**GOAL OF THE EXERCISE**. Repeat the records below exactly, leaving out any pictures.

**RECORDS TO USE**.
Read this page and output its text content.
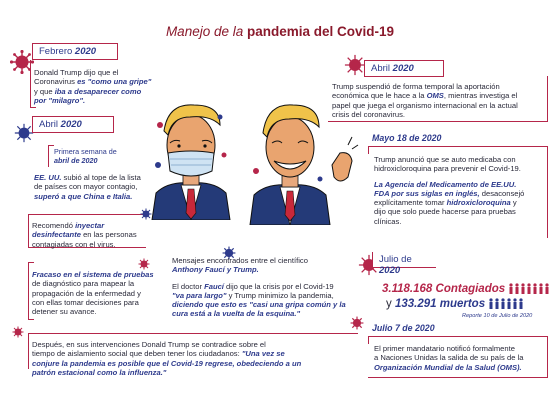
Manejo de la pandemia del Covid-19
Febrero 2020
Donald Trump dijo que el
Coronavirus es "como una gripe"
y que iba a desaparecer como
por "milagro".
Abril 2020
Primera semana de
abril de 2020
EE. UU. subió al tope de la lista
de países con mayor contagio,
superó a que China e Italia.
Recomendó inyectar
desinfectante en las personas
contagiadas con el virus.
Fracaso en el sistema de pruebas
de diagnóstico para mapear la
propagación de la enfermedad y
con ellas tomar decisiones para
detener su avance.
Mensajes encontrados entre el científico
Anthony Faucí y Trump.
El doctor Faucí dijo que la crisis por el Covid-19
"va para largo" y Trump minimizo la pandemia,
diciendo que esto es "casi una gripa común y la
cura está a la vuelta de la esquina."
Después, en sus intervenciones Donald Trump se contradice sobre el
tiempo de aislamiento social que deben tener los ciudadanos: "Una vez se
conjure la pandemia es posible que el Covid-19 regrese, obedeciendo a un
patrón estacional como la influenza."
Abril 2020
Trump suspendió de forma temporal la aportación
económica que le hace a la OMS, mientras investiga el
papel que juega el organismo internacional en la actual
crisis del coronavirus.
Mayo 18 de 2020
Trump anunció que se auto medicaba con
hidroxicloroquina para prevenir el Covid-19.
La Agencia del Medicamento de EE.UU.
FDA por sus siglas en inglés, desaconsejó
explícitamente tomar hidroxicloroquina y
dijo que solo puede hacerse para pruebas
clínicas.
Julio de 2020
3.118.168 Contagiados
y 133.291 muertos
Reporte 10 de Julio de 2020
Julio 7 de 2020
El primer mandatario notificó formalmente
a Naciones Unidas la salida de su país de la
Organización Mundial de la Salud (OMS).
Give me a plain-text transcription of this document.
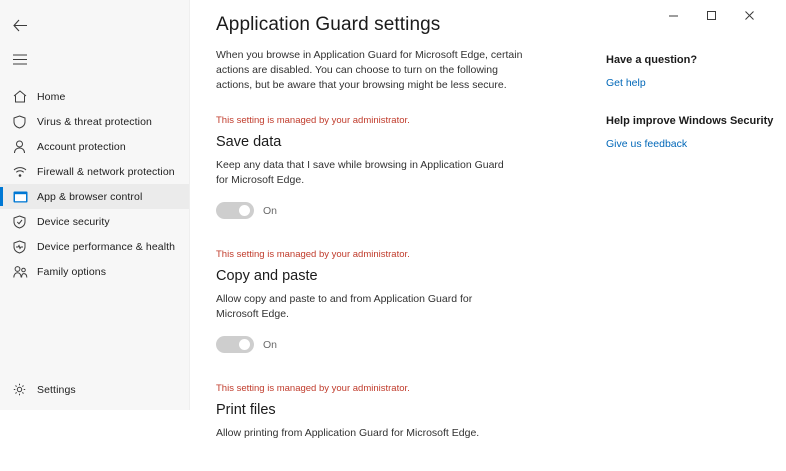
Home
Virus & threat protection
Account protection
Firewall & network protection
App & browser control
Device security
Device performance & health
Family options
Settings
Application Guard settings

When you browse in Application Guard for Microsoft Edge, certain actions are disabled. You can choose to turn on the following actions, but be aware that your browsing might be less secure.

This setting is managed by your administrator.
Save data

Keep any data that I save while browsing in Application Guard for Microsoft Edge.

On
This setting is managed by your administrator.
Copy and paste

Allow copy and paste to and from Application Guard for Microsoft Edge.

On
This setting is managed by your administrator.
Print files

Allow printing from Application Guard for Microsoft Edge.

Have a question?
Get help
Help improve Windows Security
Give us feedback
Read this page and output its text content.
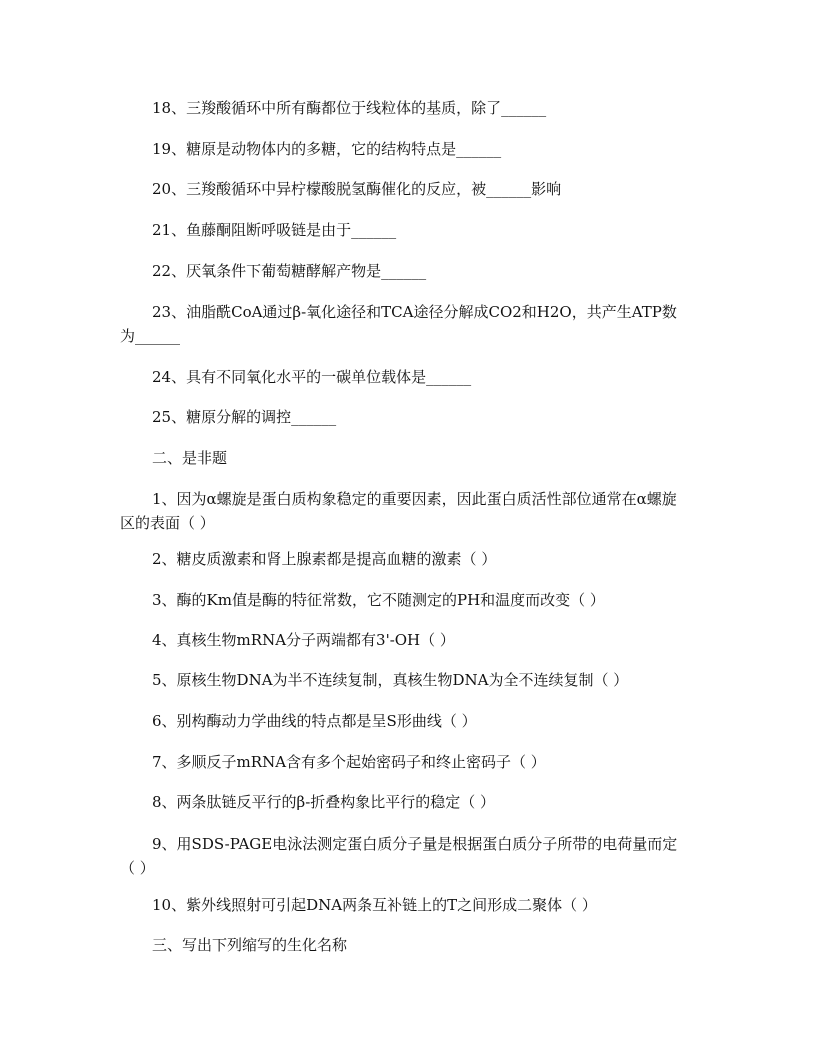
18、三羧酸循环中所有酶都位于线粒体的基质，除了______
19、糖原是动物体内的多糖，它的结构特点是______
20、三羧酸循环中异柠檬酸脱氢酶催化的反应，被______影响
21、鱼藤酮阻断呼吸链是由于______
22、厌氧条件下葡萄糖酵解产物是______
23、油脂酰CoA通过β-氧化途径和TCA途径分解成CO2和H2O，共产生ATP数为______
24、具有不同氧化水平的一碳单位载体是______
25、糖原分解的调控______
二、是非题
1、因为α螺旋是蛋白质构象稳定的重要因素，因此蛋白质活性部位通常在α螺旋区的表面（ ）
2、糖皮质激素和肾上腺素都是提高血糖的激素（ ）
3、酶的Km值是酶的特征常数，它不随测定的PH和温度而改变（ ）
4、真核生物mRNA分子两端都有3'-OH（ ）
5、原核生物DNA为半不连续复制，真核生物DNA为全不连续复制（ ）
6、别构酶动力学曲线的特点都是呈S形曲线（ ）
7、多顺反子mRNA含有多个起始密码子和终止密码子（ ）
8、两条肽链反平行的β-折叠构象比平行的稳定（ ）
9、用SDS-PAGE电泳法测定蛋白质分子量是根据蛋白质分子所带的电荷量而定（ ）
10、紫外线照射可引起DNA两条互补链上的T之间形成二聚体（ ）
三、写出下列缩写的生化名称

**RESULT FOR THIS EXERCISE**.
Read this page and output its text content.
Manejo de la pandemia del Covid-19
Febrero 2020
Donald Trump dijo que el
Coronavirus es "como una gripe"
y que iba a desaparecer como
por "milagro".
Abril 2020
Primera semana de
abril de 2020
EE. UU. subió al tope de la lista
de países con mayor contagio,
superó a que China e Italia.
Recomendó inyectar
desinfectante en las personas
contagiadas con el virus.
Fracaso en el sistema de pruebas
de diagnóstico para mapear la
propagación de la enfermedad y
con ellas tomar decisiones para
detener su avance.
Mensajes encontrados entre el científico
Anthony Faucí y Trump.
El doctor Faucí dijo que la crisis por el Covid-19
"va para largo" y Trump minimizo la pandemia,
diciendo que esto es "casi una gripa común y la
cura está a la vuelta de la esquina."
Después, en sus intervenciones Donald Trump se contradice sobre el
tiempo de aislamiento social que deben tener los ciudadanos: "Una vez se
conjure la pandemia es posible que el Covid-19 regrese, obedeciendo a un
patrón estacional como la influenza."
Abril 2020
Trump suspendió de forma temporal la aportación
económica que le hace a la OMS, mientras investiga el
papel que juega el organismo internacional en la actual
crisis del coronavirus.
Mayo 18 de 2020
Trump anunció que se auto medicaba con
hidroxicloroquina para prevenir el Covid-19.
La Agencia del Medicamento de EE.UU.
FDA por sus siglas en inglés, desaconsejó
explícitamente tomar hidroxicloroquina y
dijo que solo puede hacerse para pruebas
clínicas.
Julio de 2020
3.118.168 Contagiados
y 133.291 muertos
Reporte 10 de Julio de 2020
Julio 7 de 2020
El primer mandatario notificó formalmente
a Naciones Unidas la salida de su país de la
Organización Mundial de la Salud (OMS).
Give me a plain-text transcription of this document.
Home
Virus & threat protection
Account protection
Firewall & network protection
App & browser control
Device security
Device performance & health
Family options
Settings
Application Guard settings

When you browse in Application Guard for Microsoft Edge, certain actions are disabled. You can choose to turn on the following actions, but be aware that your browsing might be less secure.

This setting is managed by your administrator.
Save data

Keep any data that I save while browsing in Application Guard for Microsoft Edge.

On
This setting is managed by your administrator.
Copy and paste

Allow copy and paste to and from Application Guard for Microsoft Edge.

On
This setting is managed by your administrator.
Print files

Allow printing from Application Guard for Microsoft Edge.

Have a question?
Get help
Help improve Windows Security
Give us feedback
Read this page and output its text content.
18、三羧酸循环中所有酶都位于线粒体的基质，除了______
19、糖原是动物体内的多糖，它的结构特点是______
20、三羧酸循环中异柠檬酸脱氢酶催化的反应，被______影响
21、鱼藤酮阻断呼吸链是由于______
22、厌氧条件下葡萄糖酵解产物是______
23、油脂酰CoA通过β-氧化途径和TCA途径分解成CO2和H2O，共产生ATP数为______
24、具有不同氧化水平的一碳单位载体是______
25、糖原分解的调控______
二、是非题
1、因为α螺旋是蛋白质构象稳定的重要因素，因此蛋白质活性部位通常在α螺旋区的表面（ ）
2、糖皮质激素和肾上腺素都是提高血糖的激素（ ）
3、酶的Km值是酶的特征常数，它不随测定的PH和温度而改变（ ）
4、真核生物mRNA分子两端都有3'-OH（ ）
5、原核生物DNA为半不连续复制，真核生物DNA为全不连续复制（ ）
6、别构酶动力学曲线的特点都是呈S形曲线（ ）
7、多顺反子mRNA含有多个起始密码子和终止密码子（ ）
8、两条肽链反平行的β-折叠构象比平行的稳定（ ）
9、用SDS-PAGE电泳法测定蛋白质分子量是根据蛋白质分子所带的电荷量而定（ ）
10、紫外线照射可引起DNA两条互补链上的T之间形成二聚体（ ）
三、写出下列缩写的生化名称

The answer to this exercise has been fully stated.